### WORK TO BE COMPLETED
Quote the records below in full, exactly as given, with the images taken out.

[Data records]

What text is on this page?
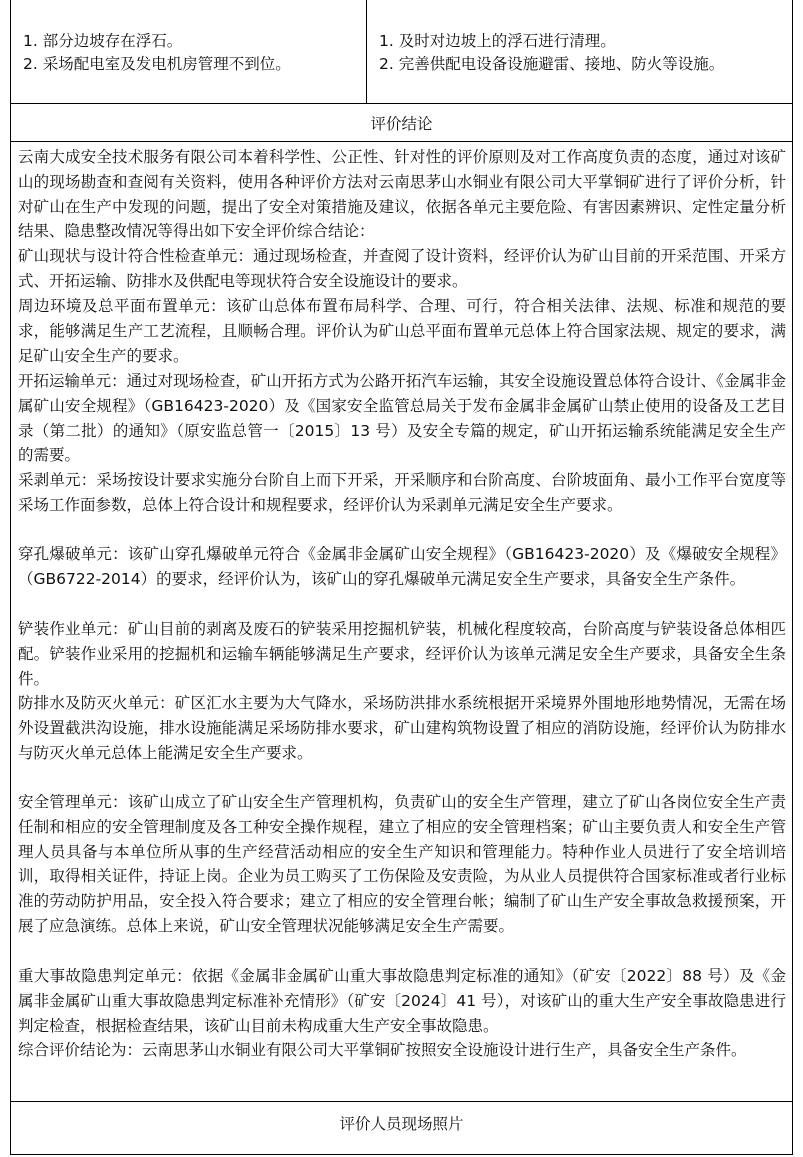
1. 部分边坡存在浮石。
2. 采场配电室及发电机房管理不到位。
1. 及时对边坡上的浮石进行清理。
2. 完善供配电设备设施避雷、接地、防火等设施。
评价结论
云南大成安全技术服务有限公司本着科学性、公正性、针对性的评价原则及对工作高度负责的态度，通过对该矿山的现场勘查和查阅有关资料，使用各种评价方法对云南思茅山水铜业有限公司大平掌铜矿进行了评价分析，针对矿山在生产中发现的问题，提出了安全对策措施及建议，依据各单元主要危险、有害因素辨识、定性定量分析结果、隐患整改情况等得出如下安全评价综合结论：
矿山现状与设计符合性检查单元：通过现场检查，并查阅了设计资料，经评价认为矿山目前的开采范围、开采方式、开拓运输、防排水及供配电等现状符合安全设施设计的要求。
周边环境及总平面布置单元：该矿山总体布置布局科学、合理、可行，符合相关法律、法规、标准和规范的要求，能够满足生产工艺流程，且顺畅合理。评价认为矿山总平面布置单元总体上符合国家法规、规定的要求，满足矿山安全生产的要求。
开拓运输单元：通过对现场检查，矿山开拓方式为公路开拓汽车运输，其安全设施设置总体符合设计、《金属非金属矿山安全规程》（GB16423-2020）及《国家安全监管总局关于发布金属非金属矿山禁止使用的设备及工艺目录（第二批）的通知》（原安监总管一〔2015〕13 号）及安全专篇的规定，矿山开拓运输系统能满足安全生产的需要。
采剥单元：采场按设计要求实施分台阶自上而下开采，开采顺序和台阶高度、台阶坡面角、最小工作平台宽度等采场工作面参数，总体上符合设计和规程要求，经评价认为采剥单元满足安全生产要求。
穿孔爆破单元：该矿山穿孔爆破单元符合《金属非金属矿山安全规程》（GB16423-2020）及《爆破安全规程》（GB6722-2014）的要求，经评价认为，该矿山的穿孔爆破单元满足安全生产要求，具备安全生产条件。
铲装作业单元：矿山目前的剥离及废石的铲装采用挖掘机铲装，机械化程度较高，台阶高度与铲装设备总体相匹配。铲装作业采用的挖掘机和运输车辆能够满足生产要求，经评价认为该单元满足安全生产要求，具备安全生条件。
防排水及防灭火单元：矿区汇水主要为大气降水，采场防洪排水系统根据开采境界外围地形地势情况，无需在场外设置截洪沟设施，排水设施能满足采场防排水要求，矿山建构筑物设置了相应的消防设施，经评价认为防排水与防灭火单元总体上能满足安全生产要求。
安全管理单元：该矿山成立了矿山安全生产管理机构，负责矿山的安全生产管理，建立了矿山各岗位安全生产责任制和相应的安全管理制度及各工种安全操作规程，建立了相应的安全管理档案；矿山主要负责人和安全生产管理人员具备与本单位所从事的生产经营活动相应的安全生产知识和管理能力。特种作业人员进行了安全培训培训，取得相关证件，持证上岗。企业为员工购买了工伤保险及安责险，为从业人员提供符合国家标准或者行业标准的劳动防护用品，安全投入符合要求；建立了相应的安全管理台帐；编制了矿山生产安全事故急救援预案，开展了应急演练。总体上来说，矿山安全管理状况能够满足安全生产需要。
重大事故隐患判定单元：依据《金属非金属矿山重大事故隐患判定标准的通知》（矿安〔2022〕88 号）及《金属非金属矿山重大事故隐患判定标准补充情形》（矿安〔2024〕41 号），对该矿山的重大生产安全事故隐患进行判定检查，根据检查结果，该矿山目前未构成重大生产安全事故隐患。
综合评价结论为：云南思茅山水铜业有限公司大平掌铜矿按照安全设施设计进行生产，具备安全生产条件。
评价人员现场照片
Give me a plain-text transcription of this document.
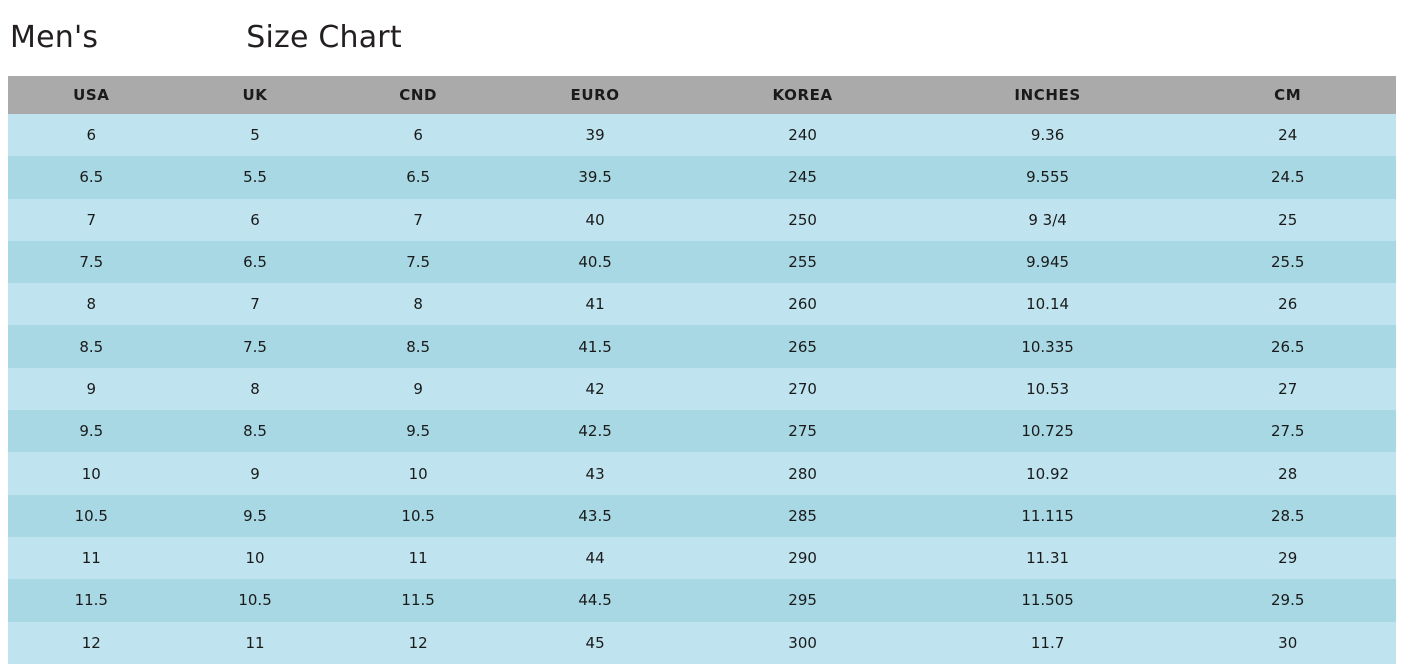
Men's	Size Chart
USA	UK	CND	EURO	KOREA	INCHES	CM
6	5	6	39	240	9.36	24
6.5	5.5	6.5	39.5	245	9.555	24.5
7	6	7	40	250	9 3/4	25
7.5	6.5	7.5	40.5	255	9.945	25.5
8	7	8	41	260	10.14	26
8.5	7.5	8.5	41.5	265	10.335	26.5
9	8	9	42	270	10.53	27
9.5	8.5	9.5	42.5	275	10.725	27.5
10	9	10	43	280	10.92	28
10.5	9.5	10.5	43.5	285	11.115	28.5
11	10	11	44	290	11.31	29
11.5	10.5	11.5	44.5	295	11.505	29.5
12	11	12	45	300	11.7	30
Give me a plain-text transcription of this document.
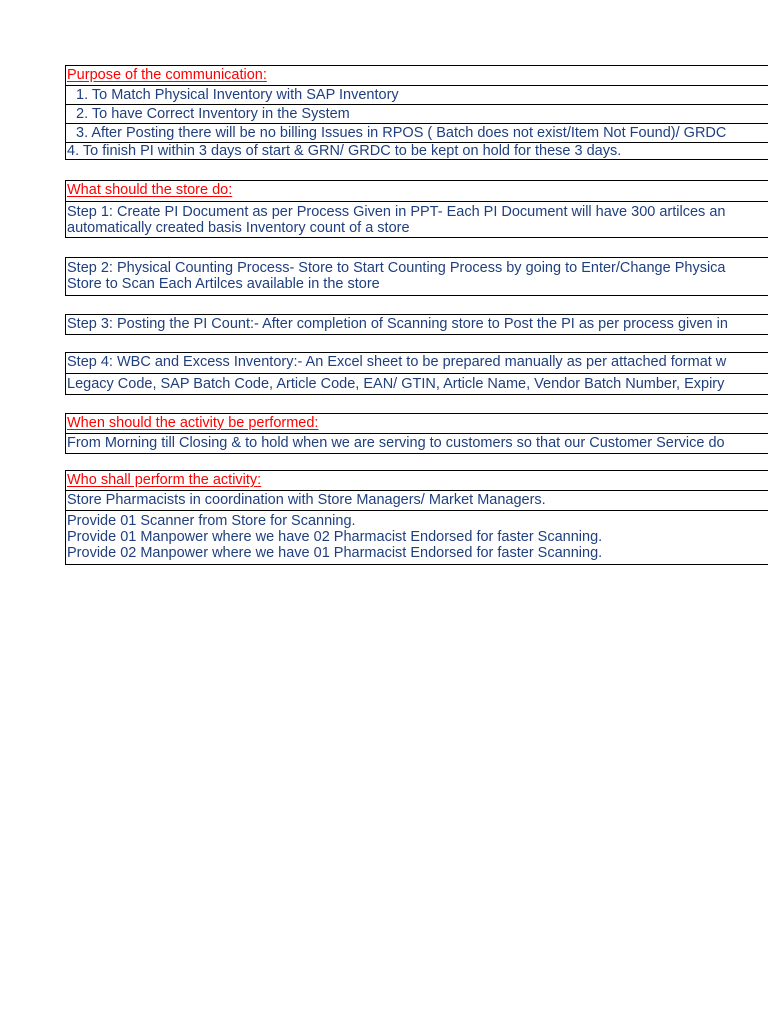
Purpose of the communication:
1. To Match Physical Inventory with SAP Inventory
2. To have Correct Inventory in the System
3. After Posting there will be no billing Issues in RPOS ( Batch does not exist/Item Not Found)/ GRDC
4. To finish PI within 3 days of start & GRN/ GRDC to be kept on hold for these 3 days.
What should the store do:
Step 1: Create PI Document as per Process Given in PPT- Each PI Document will have 300 artilces an
automatically created basis Inventory count of a store
Step 2: Physical Counting Process- Store to Start Counting Process by going to Enter/Change Physica
Store to Scan Each Artilces available in the store
Step 3: Posting the PI Count:- After completion of Scanning store to Post the PI as per process given in
Step 4: WBC and Excess Inventory:- An Excel sheet to be prepared manually as per attached format w
Legacy Code, SAP Batch Code, Article Code, EAN/ GTIN, Article Name, Vendor Batch Number, Expiry
When should the activity be performed:
From Morning till Closing & to hold when we are serving to customers so that our Customer Service do
Who shall perform the activity:
Store Pharmacists in coordination with Store Managers/ Market Managers.
Provide 01 Scanner from Store for Scanning.
Provide 01 Manpower where we have 02 Pharmacist Endorsed for faster Scanning.
Provide 02 Manpower where we have 01 Pharmacist Endorsed for faster Scanning.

### OUTPUT OF THE EXERCISE
What text is on this page?
1. 部分边坡存在浮石。
2. 采场配电室及发电机房管理不到位。
1. 及时对边坡上的浮石进行清理。
2. 完善供配电设备设施避雷、接地、防火等设施。
评价结论
云南大成安全技术服务有限公司本着科学性、公正性、针对性的评价原则及对工作高度负责的态度，通过对该矿山的现场勘查和查阅有关资料，使用各种评价方法对云南思茅山水铜业有限公司大平掌铜矿进行了评价分析，针对矿山在生产中发现的问题，提出了安全对策措施及建议，依据各单元主要危险、有害因素辨识、定性定量分析结果、隐患整改情况等得出如下安全评价综合结论：
矿山现状与设计符合性检查单元：通过现场检查，并查阅了设计资料，经评价认为矿山目前的开采范围、开采方式、开拓运输、防排水及供配电等现状符合安全设施设计的要求。
周边环境及总平面布置单元：该矿山总体布置布局科学、合理、可行，符合相关法律、法规、标准和规范的要求，能够满足生产工艺流程，且顺畅合理。评价认为矿山总平面布置单元总体上符合国家法规、规定的要求，满足矿山安全生产的要求。
开拓运输单元：通过对现场检查，矿山开拓方式为公路开拓汽车运输，其安全设施设置总体符合设计、《金属非金属矿山安全规程》（GB16423-2020）及《国家安全监管总局关于发布金属非金属矿山禁止使用的设备及工艺目录（第二批）的通知》（原安监总管一〔2015〕13 号）及安全专篇的规定，矿山开拓运输系统能满足安全生产的需要。
采剥单元：采场按设计要求实施分台阶自上而下开采，开采顺序和台阶高度、台阶坡面角、最小工作平台宽度等采场工作面参数，总体上符合设计和规程要求，经评价认为采剥单元满足安全生产要求。
穿孔爆破单元：该矿山穿孔爆破单元符合《金属非金属矿山安全规程》（GB16423-2020）及《爆破安全规程》（GB6722-2014）的要求，经评价认为，该矿山的穿孔爆破单元满足安全生产要求，具备安全生产条件。
铲装作业单元：矿山目前的剥离及废石的铲装采用挖掘机铲装，机械化程度较高，台阶高度与铲装设备总体相匹配。铲装作业采用的挖掘机和运输车辆能够满足生产要求，经评价认为该单元满足安全生产要求，具备安全生条件。
防排水及防灭火单元：矿区汇水主要为大气降水，采场防洪排水系统根据开采境界外围地形地势情况，无需在场外设置截洪沟设施，排水设施能满足采场防排水要求，矿山建构筑物设置了相应的消防设施，经评价认为防排水与防灭火单元总体上能满足安全生产要求。
安全管理单元：该矿山成立了矿山安全生产管理机构，负责矿山的安全生产管理，建立了矿山各岗位安全生产责任制和相应的安全管理制度及各工种安全操作规程，建立了相应的安全管理档案；矿山主要负责人和安全生产管理人员具备与本单位所从事的生产经营活动相应的安全生产知识和管理能力。特种作业人员进行了安全培训培训，取得相关证件，持证上岗。企业为员工购买了工伤保险及安责险，为从业人员提供符合国家标准或者行业标准的劳动防护用品，安全投入符合要求；建立了相应的安全管理台帐；编制了矿山生产安全事故急救援预案，开展了应急演练。总体上来说，矿山安全管理状况能够满足安全生产需要。
重大事故隐患判定单元：依据《金属非金属矿山重大事故隐患判定标准的通知》（矿安〔2022〕88 号）及《金属非金属矿山重大事故隐患判定标准补充情形》（矿安〔2024〕41 号），对该矿山的重大生产安全事故隐患进行判定检查，根据检查结果，该矿山目前未构成重大生产安全事故隐患。
综合评价结论为：云南思茅山水铜业有限公司大平掌铜矿按照安全设施设计进行生产，具备安全生产条件。
评价人员现场照片
Give me a plain-text transcription of this document.
Men's	Size Chart
USA	UK	CND	EURO	KOREA	INCHES	CM
6	5	6	39	240	9.36	24
6.5	5.5	6.5	39.5	245	9.555	24.5
7	6	7	40	250	9 3/4	25
7.5	6.5	7.5	40.5	255	9.945	25.5
8	7	8	41	260	10.14	26
8.5	7.5	8.5	41.5	265	10.335	26.5
9	8	9	42	270	10.53	27
9.5	8.5	9.5	42.5	275	10.725	27.5
10	9	10	43	280	10.92	28
10.5	9.5	10.5	43.5	285	11.115	28.5
11	10	11	44	290	11.31	29
11.5	10.5	11.5	44.5	295	11.505	29.5
12	11	12	45	300	11.7	30
Give me a plain-text transcription of this document.
Purpose of the communication:
1. To Match Physical Inventory with SAP Inventory
2. To have Correct Inventory in the System
3. After Posting there will be no billing Issues in RPOS ( Batch does not exist/Item Not Found)/ GRDC
4. To finish PI within 3 days of start & GRN/ GRDC to be kept on hold for these 3 days.
What should the store do:
Step 1: Create PI Document as per Process Given in PPT- Each PI Document will have 300 artilces an
automatically created basis Inventory count of a store
Step 2: Physical Counting Process- Store to Start Counting Process by going to Enter/Change Physica
Store to Scan Each Artilces available in the store
Step 3: Posting the PI Count:- After completion of Scanning store to Post the PI as per process given in
Step 4: WBC and Excess Inventory:- An Excel sheet to be prepared manually as per attached format w
Legacy Code, SAP Batch Code, Article Code, EAN/ GTIN, Article Name, Vendor Batch Number, Expiry
When should the activity be performed:
From Morning till Closing & to hold when we are serving to customers so that our Customer Service do
Who shall perform the activity:
Store Pharmacists in coordination with Store Managers/ Market Managers.
Provide 01 Scanner from Store for Scanning.
Provide 01 Manpower where we have 02 Pharmacist Endorsed for faster Scanning.
Provide 02 Manpower where we have 01 Pharmacist Endorsed for faster Scanning.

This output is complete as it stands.